◆ Task details: Copy each entry as it stands, leaving nothing out.

* Start *

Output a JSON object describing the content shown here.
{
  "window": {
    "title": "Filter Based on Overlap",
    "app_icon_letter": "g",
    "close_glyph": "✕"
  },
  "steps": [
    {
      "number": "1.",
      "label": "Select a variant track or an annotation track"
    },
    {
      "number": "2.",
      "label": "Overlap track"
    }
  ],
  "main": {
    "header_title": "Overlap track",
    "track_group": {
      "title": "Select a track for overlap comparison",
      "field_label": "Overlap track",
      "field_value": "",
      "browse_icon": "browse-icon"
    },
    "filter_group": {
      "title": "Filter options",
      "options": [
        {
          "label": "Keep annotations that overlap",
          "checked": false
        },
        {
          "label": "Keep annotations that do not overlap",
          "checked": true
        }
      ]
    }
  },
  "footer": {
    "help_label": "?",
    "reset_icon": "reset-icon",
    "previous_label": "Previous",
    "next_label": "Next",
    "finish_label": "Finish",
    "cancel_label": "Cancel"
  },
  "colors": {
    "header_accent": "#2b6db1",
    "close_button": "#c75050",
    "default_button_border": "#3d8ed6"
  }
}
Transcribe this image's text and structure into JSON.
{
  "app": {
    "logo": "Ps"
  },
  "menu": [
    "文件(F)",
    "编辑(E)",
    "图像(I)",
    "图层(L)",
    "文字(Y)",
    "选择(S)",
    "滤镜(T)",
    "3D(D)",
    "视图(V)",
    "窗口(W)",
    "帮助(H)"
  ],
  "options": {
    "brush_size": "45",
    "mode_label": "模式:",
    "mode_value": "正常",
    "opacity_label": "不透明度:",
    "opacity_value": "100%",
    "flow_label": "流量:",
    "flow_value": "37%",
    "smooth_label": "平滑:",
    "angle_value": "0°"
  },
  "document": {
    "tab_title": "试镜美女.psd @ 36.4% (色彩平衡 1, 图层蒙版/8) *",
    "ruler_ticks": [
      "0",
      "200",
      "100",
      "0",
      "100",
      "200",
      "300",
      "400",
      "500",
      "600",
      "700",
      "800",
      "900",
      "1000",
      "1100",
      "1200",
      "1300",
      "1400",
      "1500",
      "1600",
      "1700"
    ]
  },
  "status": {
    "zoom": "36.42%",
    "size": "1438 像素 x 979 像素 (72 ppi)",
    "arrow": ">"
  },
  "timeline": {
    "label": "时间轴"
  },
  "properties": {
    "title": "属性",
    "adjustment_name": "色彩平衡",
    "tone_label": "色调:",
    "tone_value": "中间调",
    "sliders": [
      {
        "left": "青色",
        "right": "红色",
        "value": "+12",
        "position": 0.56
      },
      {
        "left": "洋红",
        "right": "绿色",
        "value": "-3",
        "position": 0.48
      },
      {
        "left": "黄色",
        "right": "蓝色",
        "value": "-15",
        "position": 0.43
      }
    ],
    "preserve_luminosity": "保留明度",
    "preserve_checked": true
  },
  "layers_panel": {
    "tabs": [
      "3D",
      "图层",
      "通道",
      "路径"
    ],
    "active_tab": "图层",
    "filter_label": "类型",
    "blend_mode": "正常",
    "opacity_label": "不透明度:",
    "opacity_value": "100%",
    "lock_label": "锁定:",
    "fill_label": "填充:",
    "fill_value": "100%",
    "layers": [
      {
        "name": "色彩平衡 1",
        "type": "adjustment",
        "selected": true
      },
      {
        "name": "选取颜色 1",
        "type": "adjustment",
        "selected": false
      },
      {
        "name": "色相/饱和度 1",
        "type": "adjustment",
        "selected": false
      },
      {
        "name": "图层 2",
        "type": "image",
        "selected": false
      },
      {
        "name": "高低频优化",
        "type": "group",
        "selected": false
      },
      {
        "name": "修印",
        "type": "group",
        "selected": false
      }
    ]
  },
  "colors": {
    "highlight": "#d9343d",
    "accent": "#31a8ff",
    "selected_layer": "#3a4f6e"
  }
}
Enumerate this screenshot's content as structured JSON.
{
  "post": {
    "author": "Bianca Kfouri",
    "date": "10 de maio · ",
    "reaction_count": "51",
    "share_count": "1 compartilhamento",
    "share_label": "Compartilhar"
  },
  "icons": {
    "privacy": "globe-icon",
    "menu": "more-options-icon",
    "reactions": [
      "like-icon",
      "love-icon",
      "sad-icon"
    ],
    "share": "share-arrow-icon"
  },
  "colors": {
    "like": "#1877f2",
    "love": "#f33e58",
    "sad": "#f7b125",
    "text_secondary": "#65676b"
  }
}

* End *

◆ The completed task:
Output a JSON object describing the content shown here.
{
  "window": {
    "title": "Filter Based on Overlap",
    "app_icon_letter": "g",
    "close_glyph": "✕"
  },
  "steps": [
    {
      "number": "1.",
      "label": "Select a variant track or an annotation track"
    },
    {
      "number": "2.",
      "label": "Overlap track"
    }
  ],
  "main": {
    "header_title": "Overlap track",
    "track_group": {
      "title": "Select a track for overlap comparison",
      "field_label": "Overlap track",
      "field_value": "",
      "browse_icon": "browse-icon"
    },
    "filter_group": {
      "title": "Filter options",
      "options": [
        {
          "label": "Keep annotations that overlap",
          "checked": false
        },
        {
          "label": "Keep annotations that do not overlap",
          "checked": true
        }
      ]
    }
  },
  "footer": {
    "help_label": "?",
    "reset_icon": "reset-icon",
    "previous_label": "Previous",
    "next_label": "Next",
    "finish_label": "Finish",
    "cancel_label": "Cancel"
  },
  "colors": {
    "header_accent": "#2b6db1",
    "close_button": "#c75050",
    "default_button_border": "#3d8ed6"
  }
}
Transcribe this image's text and structure into JSON.
{
  "app": {
    "logo": "Ps"
  },
  "menu": [
    "文件(F)",
    "编辑(E)",
    "图像(I)",
    "图层(L)",
    "文字(Y)",
    "选择(S)",
    "滤镜(T)",
    "3D(D)",
    "视图(V)",
    "窗口(W)",
    "帮助(H)"
  ],
  "options": {
    "brush_size": "45",
    "mode_label": "模式:",
    "mode_value": "正常",
    "opacity_label": "不透明度:",
    "opacity_value": "100%",
    "flow_label": "流量:",
    "flow_value": "37%",
    "smooth_label": "平滑:",
    "angle_value": "0°"
  },
  "document": {
    "tab_title": "试镜美女.psd @ 36.4% (色彩平衡 1, 图层蒙版/8) *",
    "ruler_ticks": [
      "0",
      "200",
      "100",
      "0",
      "100",
      "200",
      "300",
      "400",
      "500",
      "600",
      "700",
      "800",
      "900",
      "1000",
      "1100",
      "1200",
      "1300",
      "1400",
      "1500",
      "1600",
      "1700"
    ]
  },
  "status": {
    "zoom": "36.42%",
    "size": "1438 像素 x 979 像素 (72 ppi)",
    "arrow": ">"
  },
  "timeline": {
    "label": "时间轴"
  },
  "properties": {
    "title": "属性",
    "adjustment_name": "色彩平衡",
    "tone_label": "色调:",
    "tone_value": "中间调",
    "sliders": [
      {
        "left": "青色",
        "right": "红色",
        "value": "+12",
        "position": 0.56
      },
      {
        "left": "洋红",
        "right": "绿色",
        "value": "-3",
        "position": 0.48
      },
      {
        "left": "黄色",
        "right": "蓝色",
        "value": "-15",
        "position": 0.43
      }
    ],
    "preserve_luminosity": "保留明度",
    "preserve_checked": true
  },
  "layers_panel": {
    "tabs": [
      "3D",
      "图层",
      "通道",
      "路径"
    ],
    "active_tab": "图层",
    "filter_label": "类型",
    "blend_mode": "正常",
    "opacity_label": "不透明度:",
    "opacity_value": "100%",
    "lock_label": "锁定:",
    "fill_label": "填充:",
    "fill_value": "100%",
    "layers": [
      {
        "name": "色彩平衡 1",
        "type": "adjustment",
        "selected": true
      },
      {
        "name": "选取颜色 1",
        "type": "adjustment",
        "selected": false
      },
      {
        "name": "色相/饱和度 1",
        "type": "adjustment",
        "selected": false
      },
      {
        "name": "图层 2",
        "type": "image",
        "selected": false
      },
      {
        "name": "高低频优化",
        "type": "group",
        "selected": false
      },
      {
        "name": "修印",
        "type": "group",
        "selected": false
      }
    ]
  },
  "colors": {
    "highlight": "#d9343d",
    "accent": "#31a8ff",
    "selected_layer": "#3a4f6e"
  }
}
Enumerate this screenshot's content as structured JSON.
{
  "post": {
    "author": "Bianca Kfouri",
    "date": "10 de maio · ",
    "reaction_count": "51",
    "share_count": "1 compartilhamento",
    "share_label": "Compartilhar"
  },
  "icons": {
    "privacy": "globe-icon",
    "menu": "more-options-icon",
    "reactions": [
      "like-icon",
      "love-icon",
      "sad-icon"
    ],
    "share": "share-arrow-icon"
  },
  "colors": {
    "like": "#1877f2",
    "love": "#f33e58",
    "sad": "#f7b125",
    "text_secondary": "#65676b"
  }
}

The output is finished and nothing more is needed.